**Problem to work on:** Pull out each line of the data that includes the word "where".

**Stored data:**
** BEGIN **

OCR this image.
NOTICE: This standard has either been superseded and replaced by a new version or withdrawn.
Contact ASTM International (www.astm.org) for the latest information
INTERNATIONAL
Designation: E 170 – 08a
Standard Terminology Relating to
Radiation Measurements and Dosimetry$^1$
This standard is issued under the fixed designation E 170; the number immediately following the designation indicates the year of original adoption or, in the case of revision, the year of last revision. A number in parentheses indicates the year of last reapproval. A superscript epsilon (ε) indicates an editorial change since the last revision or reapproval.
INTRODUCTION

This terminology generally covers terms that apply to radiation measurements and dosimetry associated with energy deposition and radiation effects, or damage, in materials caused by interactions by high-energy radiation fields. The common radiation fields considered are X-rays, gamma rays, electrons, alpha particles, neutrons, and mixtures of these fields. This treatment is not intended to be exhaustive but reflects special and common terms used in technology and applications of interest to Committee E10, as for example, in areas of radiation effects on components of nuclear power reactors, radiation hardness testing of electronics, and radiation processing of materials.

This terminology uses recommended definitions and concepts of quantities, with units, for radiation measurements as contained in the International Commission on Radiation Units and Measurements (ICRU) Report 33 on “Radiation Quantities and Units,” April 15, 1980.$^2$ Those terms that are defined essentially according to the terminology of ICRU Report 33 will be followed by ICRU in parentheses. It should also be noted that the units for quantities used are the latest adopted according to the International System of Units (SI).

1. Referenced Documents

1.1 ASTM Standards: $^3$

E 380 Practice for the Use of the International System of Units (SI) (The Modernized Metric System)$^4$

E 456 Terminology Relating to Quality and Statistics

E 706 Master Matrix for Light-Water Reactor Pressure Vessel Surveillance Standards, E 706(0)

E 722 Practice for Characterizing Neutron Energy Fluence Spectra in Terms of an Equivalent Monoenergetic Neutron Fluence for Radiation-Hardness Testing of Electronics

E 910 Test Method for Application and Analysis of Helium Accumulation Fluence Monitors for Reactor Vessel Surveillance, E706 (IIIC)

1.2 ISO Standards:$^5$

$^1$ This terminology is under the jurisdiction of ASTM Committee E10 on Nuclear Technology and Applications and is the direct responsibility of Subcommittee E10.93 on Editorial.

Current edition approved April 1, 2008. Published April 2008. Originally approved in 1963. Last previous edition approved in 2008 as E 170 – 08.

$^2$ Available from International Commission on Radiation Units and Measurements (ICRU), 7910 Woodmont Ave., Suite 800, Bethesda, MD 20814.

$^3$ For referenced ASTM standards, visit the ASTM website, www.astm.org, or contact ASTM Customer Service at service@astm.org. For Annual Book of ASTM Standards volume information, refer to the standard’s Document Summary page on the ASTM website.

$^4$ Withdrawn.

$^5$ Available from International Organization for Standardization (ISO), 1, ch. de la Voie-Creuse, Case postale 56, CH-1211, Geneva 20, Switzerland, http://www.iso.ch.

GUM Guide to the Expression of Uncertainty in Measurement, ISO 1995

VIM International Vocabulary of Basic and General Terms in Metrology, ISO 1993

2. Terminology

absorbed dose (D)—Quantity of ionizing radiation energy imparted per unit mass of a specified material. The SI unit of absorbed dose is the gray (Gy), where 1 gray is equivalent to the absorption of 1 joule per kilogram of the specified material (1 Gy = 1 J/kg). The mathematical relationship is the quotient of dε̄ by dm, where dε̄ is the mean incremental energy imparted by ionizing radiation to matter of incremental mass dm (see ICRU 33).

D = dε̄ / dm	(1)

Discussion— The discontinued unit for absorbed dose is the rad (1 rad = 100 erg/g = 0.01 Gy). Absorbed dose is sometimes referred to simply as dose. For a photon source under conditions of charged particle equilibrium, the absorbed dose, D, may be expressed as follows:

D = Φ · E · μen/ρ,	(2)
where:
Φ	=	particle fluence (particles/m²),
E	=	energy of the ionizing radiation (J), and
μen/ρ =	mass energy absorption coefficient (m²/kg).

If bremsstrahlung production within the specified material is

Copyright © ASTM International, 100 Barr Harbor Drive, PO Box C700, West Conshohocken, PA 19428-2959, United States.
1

** END **

**Answer to the problem:**
absorbed dose (D)—Quantity of ionizing radiation energy imparted per unit mass of a specified material. The SI unit of absorbed dose is the gray (Gy), where 1 gray is equivalent to the absorption of 1 joule per kilogram of the specified material (1 Gy = 1 J/kg). The mathematical relationship is the quotient of dε̄ by dm, where dε̄ is the mean incremental energy imparted by ionizing radiation to matter of incremental mass dm (see ICRU 33).
where:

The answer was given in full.